### Dataset records ###

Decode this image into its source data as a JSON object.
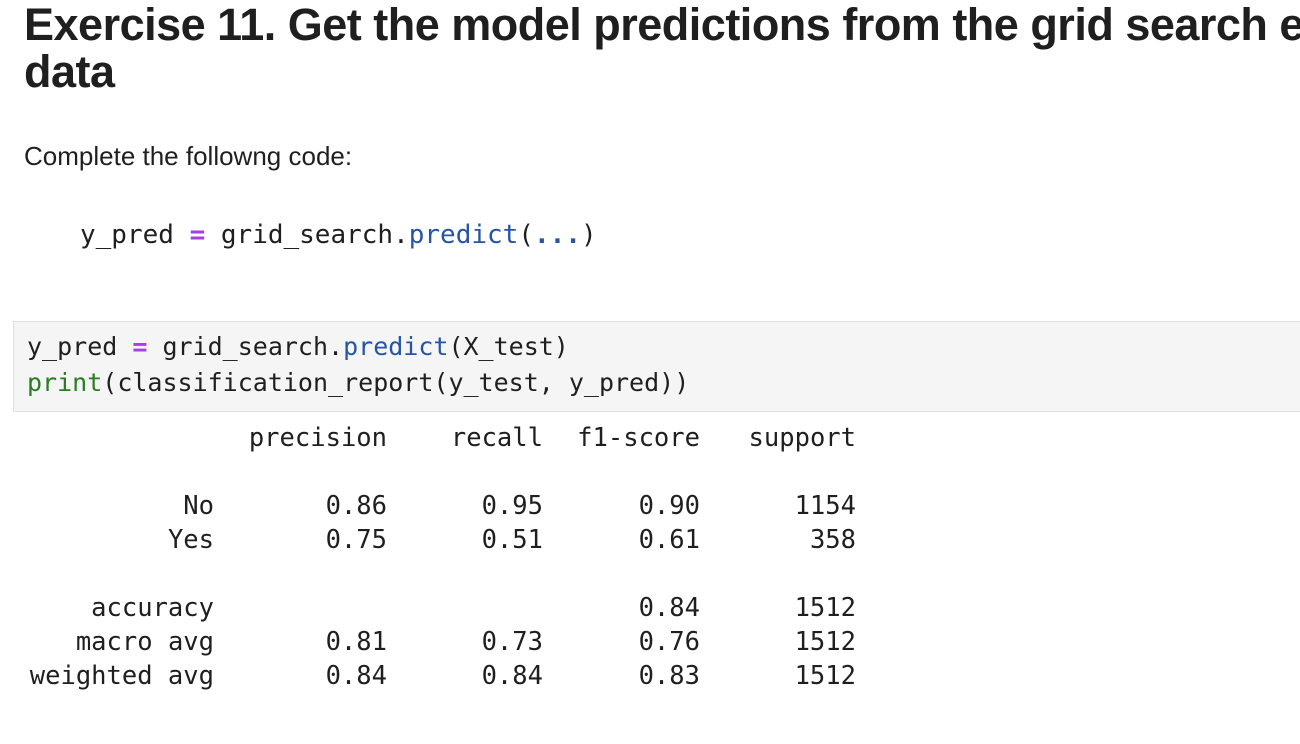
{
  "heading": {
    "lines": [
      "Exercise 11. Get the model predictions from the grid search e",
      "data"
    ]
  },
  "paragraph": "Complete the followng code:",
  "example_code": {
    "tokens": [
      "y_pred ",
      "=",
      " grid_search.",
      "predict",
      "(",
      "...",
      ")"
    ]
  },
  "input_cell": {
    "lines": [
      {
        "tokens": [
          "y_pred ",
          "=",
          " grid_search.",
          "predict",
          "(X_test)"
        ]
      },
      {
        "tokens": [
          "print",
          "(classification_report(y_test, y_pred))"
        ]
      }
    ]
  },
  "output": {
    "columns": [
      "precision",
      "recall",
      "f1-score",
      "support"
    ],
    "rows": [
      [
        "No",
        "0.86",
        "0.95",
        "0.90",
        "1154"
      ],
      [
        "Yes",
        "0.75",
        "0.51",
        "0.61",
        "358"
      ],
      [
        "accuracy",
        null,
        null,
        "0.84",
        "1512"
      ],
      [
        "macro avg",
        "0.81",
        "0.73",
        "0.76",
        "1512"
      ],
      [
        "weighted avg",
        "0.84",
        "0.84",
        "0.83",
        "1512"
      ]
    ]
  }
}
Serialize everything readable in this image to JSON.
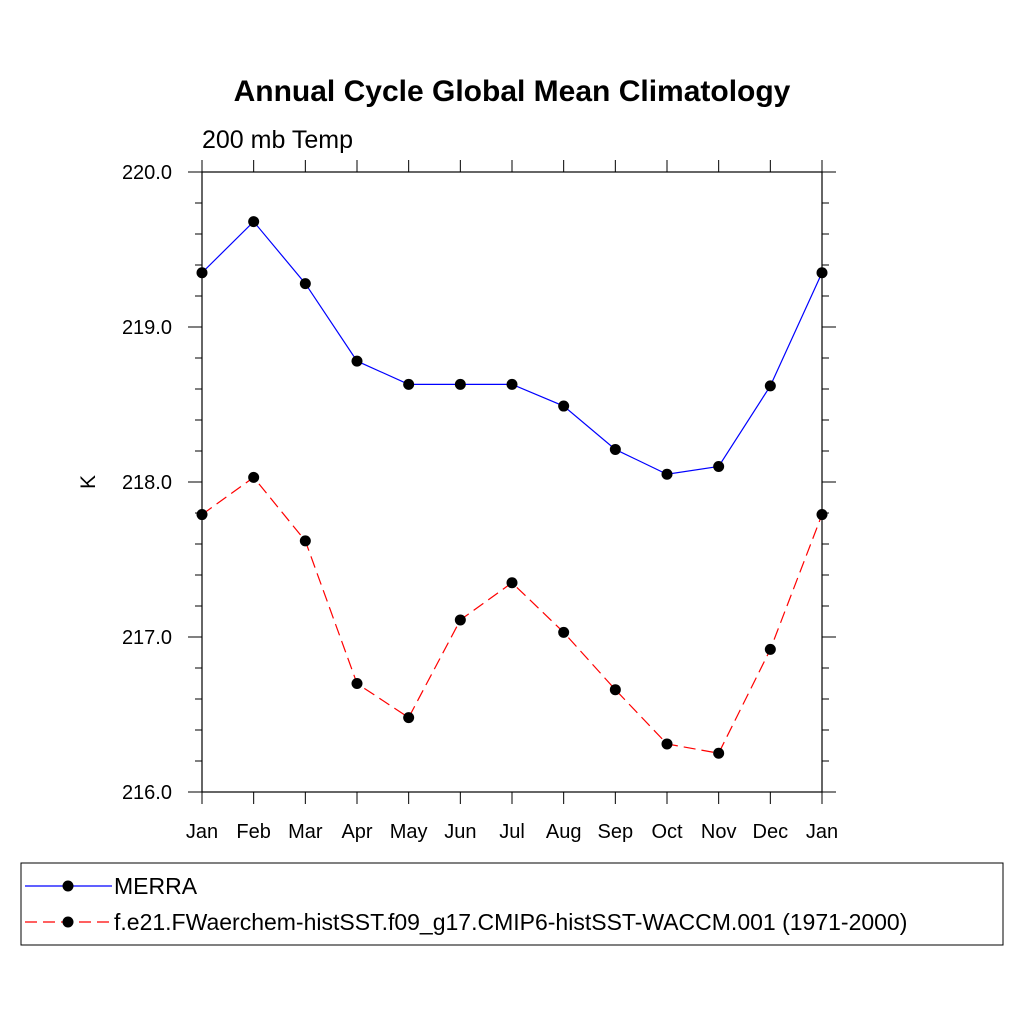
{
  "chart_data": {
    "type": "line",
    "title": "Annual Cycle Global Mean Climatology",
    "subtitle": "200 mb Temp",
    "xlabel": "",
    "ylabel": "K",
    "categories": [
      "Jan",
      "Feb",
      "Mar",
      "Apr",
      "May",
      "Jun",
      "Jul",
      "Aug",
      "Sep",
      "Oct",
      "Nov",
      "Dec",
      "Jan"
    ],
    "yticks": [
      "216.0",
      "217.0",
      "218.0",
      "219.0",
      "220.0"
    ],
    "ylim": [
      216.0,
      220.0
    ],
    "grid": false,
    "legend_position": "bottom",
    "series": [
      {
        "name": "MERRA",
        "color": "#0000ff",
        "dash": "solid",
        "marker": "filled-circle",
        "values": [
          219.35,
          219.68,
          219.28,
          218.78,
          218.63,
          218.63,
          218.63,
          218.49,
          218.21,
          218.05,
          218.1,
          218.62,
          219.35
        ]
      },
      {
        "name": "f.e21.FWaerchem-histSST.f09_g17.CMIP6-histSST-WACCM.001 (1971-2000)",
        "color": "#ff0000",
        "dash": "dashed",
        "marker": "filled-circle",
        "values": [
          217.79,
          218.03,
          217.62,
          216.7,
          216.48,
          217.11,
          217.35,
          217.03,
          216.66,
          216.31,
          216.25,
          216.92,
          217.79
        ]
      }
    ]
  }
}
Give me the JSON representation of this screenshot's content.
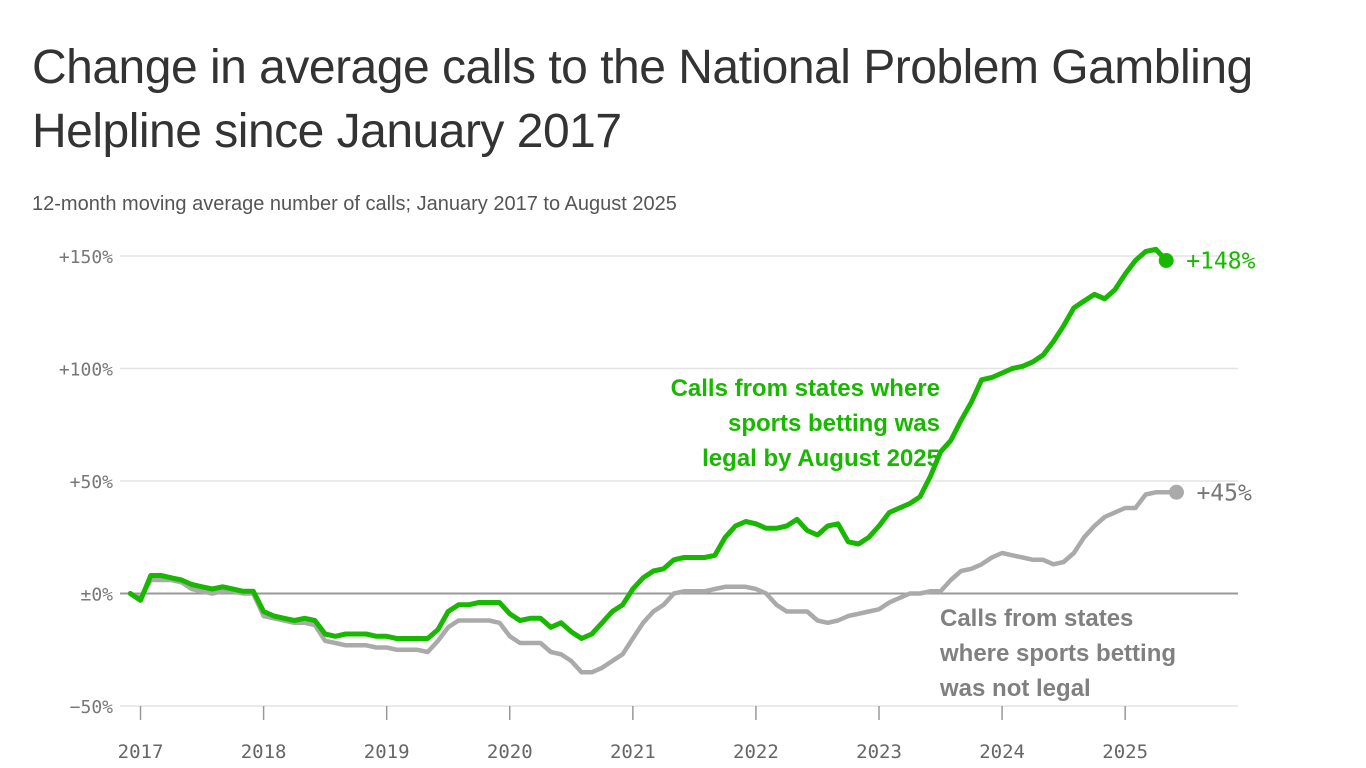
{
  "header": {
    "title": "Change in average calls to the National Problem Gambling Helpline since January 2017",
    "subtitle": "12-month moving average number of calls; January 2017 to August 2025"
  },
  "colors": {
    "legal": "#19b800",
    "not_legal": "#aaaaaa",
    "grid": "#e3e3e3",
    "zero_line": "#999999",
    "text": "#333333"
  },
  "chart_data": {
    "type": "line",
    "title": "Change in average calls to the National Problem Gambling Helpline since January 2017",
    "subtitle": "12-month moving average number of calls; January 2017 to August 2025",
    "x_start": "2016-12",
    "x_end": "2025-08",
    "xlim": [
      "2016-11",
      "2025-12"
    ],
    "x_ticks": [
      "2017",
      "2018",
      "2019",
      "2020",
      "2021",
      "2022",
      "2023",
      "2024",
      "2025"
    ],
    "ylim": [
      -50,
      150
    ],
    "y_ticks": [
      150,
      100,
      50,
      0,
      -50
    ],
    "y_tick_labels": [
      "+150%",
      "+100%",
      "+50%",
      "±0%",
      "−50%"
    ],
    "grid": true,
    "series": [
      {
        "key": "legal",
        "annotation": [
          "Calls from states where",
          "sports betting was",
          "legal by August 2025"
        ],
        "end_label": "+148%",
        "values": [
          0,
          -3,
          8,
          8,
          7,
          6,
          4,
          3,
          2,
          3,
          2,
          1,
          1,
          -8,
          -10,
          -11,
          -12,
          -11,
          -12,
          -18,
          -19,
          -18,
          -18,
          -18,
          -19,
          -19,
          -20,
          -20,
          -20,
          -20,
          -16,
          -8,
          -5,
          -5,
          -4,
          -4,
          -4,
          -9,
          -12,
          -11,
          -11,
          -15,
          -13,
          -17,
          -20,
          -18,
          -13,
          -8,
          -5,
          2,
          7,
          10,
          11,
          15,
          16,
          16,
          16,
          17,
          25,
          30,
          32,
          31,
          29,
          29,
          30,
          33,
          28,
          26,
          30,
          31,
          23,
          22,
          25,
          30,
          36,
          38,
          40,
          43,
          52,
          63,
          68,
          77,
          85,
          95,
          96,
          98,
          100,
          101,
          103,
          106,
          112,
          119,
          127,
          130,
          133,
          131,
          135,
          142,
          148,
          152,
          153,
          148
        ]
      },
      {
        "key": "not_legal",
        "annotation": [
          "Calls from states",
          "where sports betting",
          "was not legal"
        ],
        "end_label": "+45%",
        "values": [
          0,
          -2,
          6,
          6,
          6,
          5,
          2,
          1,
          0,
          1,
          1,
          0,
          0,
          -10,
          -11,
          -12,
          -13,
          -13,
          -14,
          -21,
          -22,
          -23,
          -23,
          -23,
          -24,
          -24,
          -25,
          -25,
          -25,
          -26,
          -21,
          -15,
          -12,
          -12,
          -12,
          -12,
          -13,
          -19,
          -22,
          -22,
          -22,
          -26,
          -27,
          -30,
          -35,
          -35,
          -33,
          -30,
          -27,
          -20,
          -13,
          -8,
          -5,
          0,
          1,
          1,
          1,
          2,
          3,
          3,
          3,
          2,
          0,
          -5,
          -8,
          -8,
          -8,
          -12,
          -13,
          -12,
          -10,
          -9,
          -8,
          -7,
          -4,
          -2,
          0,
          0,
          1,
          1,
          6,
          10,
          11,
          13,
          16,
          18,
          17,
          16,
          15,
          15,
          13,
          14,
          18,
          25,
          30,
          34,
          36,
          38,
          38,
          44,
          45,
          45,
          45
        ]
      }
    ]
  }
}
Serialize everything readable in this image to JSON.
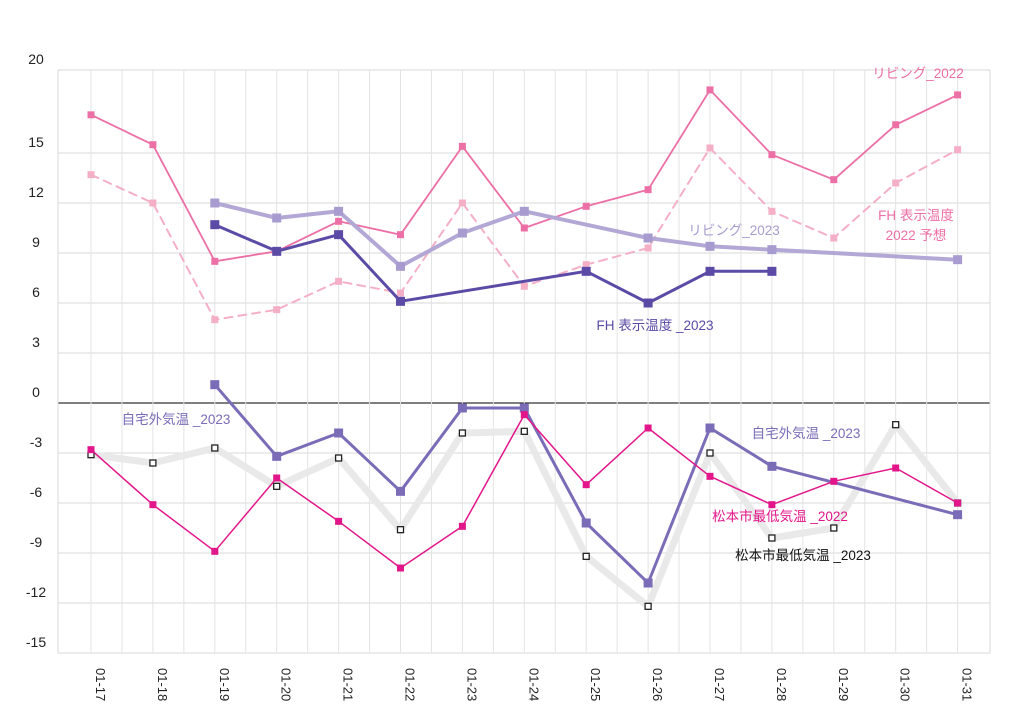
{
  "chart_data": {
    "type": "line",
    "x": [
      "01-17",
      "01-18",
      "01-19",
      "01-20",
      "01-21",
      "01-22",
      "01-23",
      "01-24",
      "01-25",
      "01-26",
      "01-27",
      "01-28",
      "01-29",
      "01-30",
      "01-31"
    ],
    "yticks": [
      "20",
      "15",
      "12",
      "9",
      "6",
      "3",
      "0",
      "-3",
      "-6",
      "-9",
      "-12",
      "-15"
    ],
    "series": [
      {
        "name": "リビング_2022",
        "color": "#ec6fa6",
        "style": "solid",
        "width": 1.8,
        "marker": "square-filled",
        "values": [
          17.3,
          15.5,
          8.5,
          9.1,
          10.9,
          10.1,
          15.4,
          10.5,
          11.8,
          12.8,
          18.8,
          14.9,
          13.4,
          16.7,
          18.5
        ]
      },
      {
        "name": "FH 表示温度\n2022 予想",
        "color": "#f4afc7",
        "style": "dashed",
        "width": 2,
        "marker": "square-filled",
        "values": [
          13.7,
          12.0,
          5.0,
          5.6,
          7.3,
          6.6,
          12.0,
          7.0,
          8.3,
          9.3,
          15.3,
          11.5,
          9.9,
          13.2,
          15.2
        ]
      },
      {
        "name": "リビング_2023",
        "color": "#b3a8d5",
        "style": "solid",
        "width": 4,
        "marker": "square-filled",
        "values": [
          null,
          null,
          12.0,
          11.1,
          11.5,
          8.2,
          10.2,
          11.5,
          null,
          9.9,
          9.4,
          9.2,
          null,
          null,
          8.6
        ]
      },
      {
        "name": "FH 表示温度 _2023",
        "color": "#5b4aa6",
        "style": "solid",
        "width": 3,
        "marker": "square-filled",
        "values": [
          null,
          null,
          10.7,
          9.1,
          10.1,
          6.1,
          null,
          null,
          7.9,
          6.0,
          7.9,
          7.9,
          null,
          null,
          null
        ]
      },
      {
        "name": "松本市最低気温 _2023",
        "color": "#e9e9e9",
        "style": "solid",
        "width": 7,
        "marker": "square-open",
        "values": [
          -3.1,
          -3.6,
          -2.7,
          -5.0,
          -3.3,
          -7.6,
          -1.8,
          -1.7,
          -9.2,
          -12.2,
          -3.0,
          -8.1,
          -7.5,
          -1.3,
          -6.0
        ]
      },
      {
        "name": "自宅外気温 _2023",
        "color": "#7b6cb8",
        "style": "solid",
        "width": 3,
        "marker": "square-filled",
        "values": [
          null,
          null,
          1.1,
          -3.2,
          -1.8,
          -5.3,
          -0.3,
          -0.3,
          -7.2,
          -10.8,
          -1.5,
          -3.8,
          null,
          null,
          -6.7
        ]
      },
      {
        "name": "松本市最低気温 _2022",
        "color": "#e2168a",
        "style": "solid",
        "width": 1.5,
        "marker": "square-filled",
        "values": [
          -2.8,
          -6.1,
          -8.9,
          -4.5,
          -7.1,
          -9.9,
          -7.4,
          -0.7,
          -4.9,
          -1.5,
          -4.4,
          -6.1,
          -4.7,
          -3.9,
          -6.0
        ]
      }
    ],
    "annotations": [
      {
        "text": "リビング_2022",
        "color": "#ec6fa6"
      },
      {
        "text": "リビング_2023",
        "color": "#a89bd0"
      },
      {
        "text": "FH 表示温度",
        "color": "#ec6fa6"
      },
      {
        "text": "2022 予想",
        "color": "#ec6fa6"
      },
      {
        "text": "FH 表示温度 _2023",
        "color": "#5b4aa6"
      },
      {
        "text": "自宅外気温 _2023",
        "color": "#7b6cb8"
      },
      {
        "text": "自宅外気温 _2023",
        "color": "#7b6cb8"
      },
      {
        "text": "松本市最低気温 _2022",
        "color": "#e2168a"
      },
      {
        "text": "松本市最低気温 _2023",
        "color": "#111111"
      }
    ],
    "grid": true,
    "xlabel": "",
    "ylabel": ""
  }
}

###

**What is expected:** Search the data for the string "states". List each line that has it.

**Expected answer:**
          "Calls from states where",
          "Calls from states",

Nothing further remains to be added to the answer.